>> Begin RECORDS PROVIDED
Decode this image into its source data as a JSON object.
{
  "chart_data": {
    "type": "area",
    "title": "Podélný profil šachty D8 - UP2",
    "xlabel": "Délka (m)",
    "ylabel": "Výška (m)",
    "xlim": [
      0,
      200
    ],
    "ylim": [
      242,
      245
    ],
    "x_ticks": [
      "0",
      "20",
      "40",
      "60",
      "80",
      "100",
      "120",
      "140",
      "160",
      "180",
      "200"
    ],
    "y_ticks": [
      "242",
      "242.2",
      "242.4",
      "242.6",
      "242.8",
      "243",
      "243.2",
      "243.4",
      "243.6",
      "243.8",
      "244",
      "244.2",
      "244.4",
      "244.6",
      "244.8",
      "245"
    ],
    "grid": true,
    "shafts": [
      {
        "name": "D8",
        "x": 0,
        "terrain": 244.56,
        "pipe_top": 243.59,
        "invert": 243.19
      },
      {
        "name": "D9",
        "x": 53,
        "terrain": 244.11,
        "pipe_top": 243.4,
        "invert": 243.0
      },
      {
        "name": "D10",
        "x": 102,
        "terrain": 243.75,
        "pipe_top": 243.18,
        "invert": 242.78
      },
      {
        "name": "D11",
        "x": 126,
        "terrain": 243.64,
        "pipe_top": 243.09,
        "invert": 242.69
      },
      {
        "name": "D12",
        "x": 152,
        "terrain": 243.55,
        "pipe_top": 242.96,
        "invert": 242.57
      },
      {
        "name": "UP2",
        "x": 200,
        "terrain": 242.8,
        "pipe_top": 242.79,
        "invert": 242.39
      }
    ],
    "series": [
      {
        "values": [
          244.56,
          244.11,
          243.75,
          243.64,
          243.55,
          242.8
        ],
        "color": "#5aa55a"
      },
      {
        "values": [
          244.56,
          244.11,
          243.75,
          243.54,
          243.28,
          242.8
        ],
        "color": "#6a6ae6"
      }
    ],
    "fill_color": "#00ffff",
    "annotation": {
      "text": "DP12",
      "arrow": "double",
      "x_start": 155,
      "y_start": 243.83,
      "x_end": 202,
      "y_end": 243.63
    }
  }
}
>> End RECORDS PROVIDED
WHAT TO DO: Which lines contain "terrain"? Copy each of them out.

EXPECTED ANSWER:
        "terrain": 244.56,
        "terrain": 244.11,
        "terrain": 243.75,
        "terrain": 243.64,
        "terrain": 243.55,
        "terrain": 242.8,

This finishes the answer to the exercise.